::: Data shown :::

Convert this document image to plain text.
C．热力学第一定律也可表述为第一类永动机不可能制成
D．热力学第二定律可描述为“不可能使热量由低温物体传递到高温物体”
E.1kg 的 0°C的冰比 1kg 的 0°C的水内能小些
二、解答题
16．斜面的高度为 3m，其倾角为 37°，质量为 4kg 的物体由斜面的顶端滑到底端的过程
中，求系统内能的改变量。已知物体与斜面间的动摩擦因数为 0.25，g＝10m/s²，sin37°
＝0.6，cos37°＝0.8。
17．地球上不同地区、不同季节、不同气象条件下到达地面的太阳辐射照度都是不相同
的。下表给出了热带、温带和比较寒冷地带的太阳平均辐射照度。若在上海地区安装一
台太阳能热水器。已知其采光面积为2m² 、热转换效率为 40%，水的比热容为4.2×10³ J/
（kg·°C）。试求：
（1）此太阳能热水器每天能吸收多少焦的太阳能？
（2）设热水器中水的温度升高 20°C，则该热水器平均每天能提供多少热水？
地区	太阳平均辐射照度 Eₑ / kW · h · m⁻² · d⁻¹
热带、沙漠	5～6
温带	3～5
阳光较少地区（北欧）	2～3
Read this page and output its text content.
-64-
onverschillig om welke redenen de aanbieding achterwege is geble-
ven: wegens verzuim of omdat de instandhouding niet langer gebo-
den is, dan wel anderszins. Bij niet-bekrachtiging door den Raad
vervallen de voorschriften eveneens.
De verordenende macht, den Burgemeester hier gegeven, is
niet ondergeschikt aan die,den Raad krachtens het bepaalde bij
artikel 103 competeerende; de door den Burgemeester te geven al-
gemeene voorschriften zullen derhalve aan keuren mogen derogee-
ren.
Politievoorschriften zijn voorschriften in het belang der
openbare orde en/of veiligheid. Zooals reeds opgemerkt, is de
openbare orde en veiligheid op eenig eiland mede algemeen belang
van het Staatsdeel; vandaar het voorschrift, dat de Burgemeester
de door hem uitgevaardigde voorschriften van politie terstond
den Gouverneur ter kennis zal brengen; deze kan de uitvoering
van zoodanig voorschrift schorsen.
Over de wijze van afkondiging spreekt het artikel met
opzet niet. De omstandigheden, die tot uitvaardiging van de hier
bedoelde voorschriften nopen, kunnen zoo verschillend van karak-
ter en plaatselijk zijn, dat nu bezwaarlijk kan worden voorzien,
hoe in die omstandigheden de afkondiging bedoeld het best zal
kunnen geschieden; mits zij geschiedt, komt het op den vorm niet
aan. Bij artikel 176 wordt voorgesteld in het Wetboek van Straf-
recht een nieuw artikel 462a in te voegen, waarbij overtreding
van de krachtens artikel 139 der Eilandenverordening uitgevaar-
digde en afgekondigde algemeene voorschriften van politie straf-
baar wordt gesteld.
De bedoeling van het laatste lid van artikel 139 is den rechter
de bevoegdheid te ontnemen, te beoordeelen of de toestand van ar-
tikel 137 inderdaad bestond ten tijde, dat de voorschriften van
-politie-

:::

| What needs to be done |
Check each line above for the word "hier" and copy the ones that have it.

| The completed task |
De verordenende macht, den Burgemeester hier gegeven, is
opzet niet. De omstandigheden, die tot uitvaardiging van de hier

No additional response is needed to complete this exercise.